---------- Data records

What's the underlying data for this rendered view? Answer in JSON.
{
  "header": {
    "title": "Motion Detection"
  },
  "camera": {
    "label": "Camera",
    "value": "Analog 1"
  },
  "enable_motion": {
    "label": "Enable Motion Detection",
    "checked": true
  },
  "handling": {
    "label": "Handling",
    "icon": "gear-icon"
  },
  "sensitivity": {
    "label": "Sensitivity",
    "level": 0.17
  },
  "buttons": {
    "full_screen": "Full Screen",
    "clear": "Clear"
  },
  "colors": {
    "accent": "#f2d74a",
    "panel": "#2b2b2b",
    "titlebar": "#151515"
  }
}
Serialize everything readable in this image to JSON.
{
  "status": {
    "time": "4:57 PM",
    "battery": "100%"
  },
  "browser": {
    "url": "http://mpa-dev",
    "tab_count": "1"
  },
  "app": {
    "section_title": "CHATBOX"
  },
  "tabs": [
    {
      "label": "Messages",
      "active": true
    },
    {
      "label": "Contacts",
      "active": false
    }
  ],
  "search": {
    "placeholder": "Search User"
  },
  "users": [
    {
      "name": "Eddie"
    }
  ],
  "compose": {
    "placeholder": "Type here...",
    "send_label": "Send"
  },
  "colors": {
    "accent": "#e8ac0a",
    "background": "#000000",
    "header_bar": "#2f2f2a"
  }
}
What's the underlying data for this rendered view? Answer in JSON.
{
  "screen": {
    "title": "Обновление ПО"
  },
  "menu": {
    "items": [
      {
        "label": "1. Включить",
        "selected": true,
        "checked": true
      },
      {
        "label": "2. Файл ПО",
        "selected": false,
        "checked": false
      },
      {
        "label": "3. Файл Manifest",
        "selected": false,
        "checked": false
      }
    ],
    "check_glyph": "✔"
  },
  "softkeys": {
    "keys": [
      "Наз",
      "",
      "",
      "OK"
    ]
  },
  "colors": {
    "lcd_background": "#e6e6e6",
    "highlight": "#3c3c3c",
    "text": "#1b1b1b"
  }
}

--------------------

--- Set problem ---
Transcribe the data above in full, exactly.

--- Task result ---
What's the underlying data for this rendered view? Answer in JSON.
{
  "header": {
    "title": "Motion Detection"
  },
  "camera": {
    "label": "Camera",
    "value": "Analog 1"
  },
  "enable_motion": {
    "label": "Enable Motion Detection",
    "checked": true
  },
  "handling": {
    "label": "Handling",
    "icon": "gear-icon"
  },
  "sensitivity": {
    "label": "Sensitivity",
    "level": 0.17
  },
  "buttons": {
    "full_screen": "Full Screen",
    "clear": "Clear"
  },
  "colors": {
    "accent": "#f2d74a",
    "panel": "#2b2b2b",
    "titlebar": "#151515"
  }
}
Serialize everything readable in this image to JSON.
{
  "status": {
    "time": "4:57 PM",
    "battery": "100%"
  },
  "browser": {
    "url": "http://mpa-dev",
    "tab_count": "1"
  },
  "app": {
    "section_title": "CHATBOX"
  },
  "tabs": [
    {
      "label": "Messages",
      "active": true
    },
    {
      "label": "Contacts",
      "active": false
    }
  ],
  "search": {
    "placeholder": "Search User"
  },
  "users": [
    {
      "name": "Eddie"
    }
  ],
  "compose": {
    "placeholder": "Type here...",
    "send_label": "Send"
  },
  "colors": {
    "accent": "#e8ac0a",
    "background": "#000000",
    "header_bar": "#2f2f2a"
  }
}
What's the underlying data for this rendered view? Answer in JSON.
{
  "screen": {
    "title": "Обновление ПО"
  },
  "menu": {
    "items": [
      {
        "label": "1. Включить",
        "selected": true,
        "checked": true
      },
      {
        "label": "2. Файл ПО",
        "selected": false,
        "checked": false
      },
      {
        "label": "3. Файл Manifest",
        "selected": false,
        "checked": false
      }
    ],
    "check_glyph": "✔"
  },
  "softkeys": {
    "keys": [
      "Наз",
      "",
      "",
      "OK"
    ]
  },
  "colors": {
    "lcd_background": "#e6e6e6",
    "highlight": "#3c3c3c",
    "text": "#1b1b1b"
  }
}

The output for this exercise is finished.